_Data for processing_.

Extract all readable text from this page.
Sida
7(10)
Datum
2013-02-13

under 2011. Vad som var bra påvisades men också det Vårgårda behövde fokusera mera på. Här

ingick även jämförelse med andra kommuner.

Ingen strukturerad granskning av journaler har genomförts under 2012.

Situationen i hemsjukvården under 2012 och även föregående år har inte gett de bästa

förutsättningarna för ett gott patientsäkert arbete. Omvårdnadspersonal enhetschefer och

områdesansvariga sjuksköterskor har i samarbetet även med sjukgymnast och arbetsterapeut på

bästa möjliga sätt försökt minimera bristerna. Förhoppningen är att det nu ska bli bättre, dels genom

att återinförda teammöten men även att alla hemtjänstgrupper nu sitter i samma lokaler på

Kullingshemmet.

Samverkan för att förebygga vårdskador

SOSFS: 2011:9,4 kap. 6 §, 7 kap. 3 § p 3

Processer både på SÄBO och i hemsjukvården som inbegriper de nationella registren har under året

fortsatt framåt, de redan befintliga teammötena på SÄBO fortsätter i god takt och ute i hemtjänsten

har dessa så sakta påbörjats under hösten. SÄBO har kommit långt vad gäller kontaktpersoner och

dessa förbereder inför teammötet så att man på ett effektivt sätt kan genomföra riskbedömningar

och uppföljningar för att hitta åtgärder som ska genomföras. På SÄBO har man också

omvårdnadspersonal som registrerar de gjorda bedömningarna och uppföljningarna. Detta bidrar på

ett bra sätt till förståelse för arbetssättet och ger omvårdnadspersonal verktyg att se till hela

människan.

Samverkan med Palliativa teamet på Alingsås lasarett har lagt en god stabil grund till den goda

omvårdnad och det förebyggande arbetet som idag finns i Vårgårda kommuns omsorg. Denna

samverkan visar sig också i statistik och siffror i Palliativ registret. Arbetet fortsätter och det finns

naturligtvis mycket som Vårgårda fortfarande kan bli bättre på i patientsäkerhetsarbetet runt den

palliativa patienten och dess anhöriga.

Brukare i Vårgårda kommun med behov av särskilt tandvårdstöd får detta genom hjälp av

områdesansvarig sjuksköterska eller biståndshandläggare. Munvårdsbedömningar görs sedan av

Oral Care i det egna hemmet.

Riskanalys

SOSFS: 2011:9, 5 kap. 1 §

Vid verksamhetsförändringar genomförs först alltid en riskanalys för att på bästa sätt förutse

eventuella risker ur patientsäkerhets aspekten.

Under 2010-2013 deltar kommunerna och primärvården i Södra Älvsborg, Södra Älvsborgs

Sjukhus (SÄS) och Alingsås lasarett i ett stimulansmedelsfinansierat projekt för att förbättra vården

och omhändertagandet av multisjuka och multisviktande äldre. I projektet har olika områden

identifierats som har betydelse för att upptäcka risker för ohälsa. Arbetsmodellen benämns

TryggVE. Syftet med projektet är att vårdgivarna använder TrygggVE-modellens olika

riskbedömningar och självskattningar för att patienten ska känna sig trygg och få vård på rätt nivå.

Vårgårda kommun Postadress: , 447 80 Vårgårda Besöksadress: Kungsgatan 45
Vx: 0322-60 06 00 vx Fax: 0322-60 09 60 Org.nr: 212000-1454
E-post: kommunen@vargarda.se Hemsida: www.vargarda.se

_Action item_.
Take the word "olika" and find each line of the material that contains it. Copy those lines.

_Exercise answer_.
och omhändertagandet av multisjuka och multisviktande äldre. I projektet har olika områden
TryggVE. Syftet med projektet är att vårdgivarna använder TrygggVE-modellens olika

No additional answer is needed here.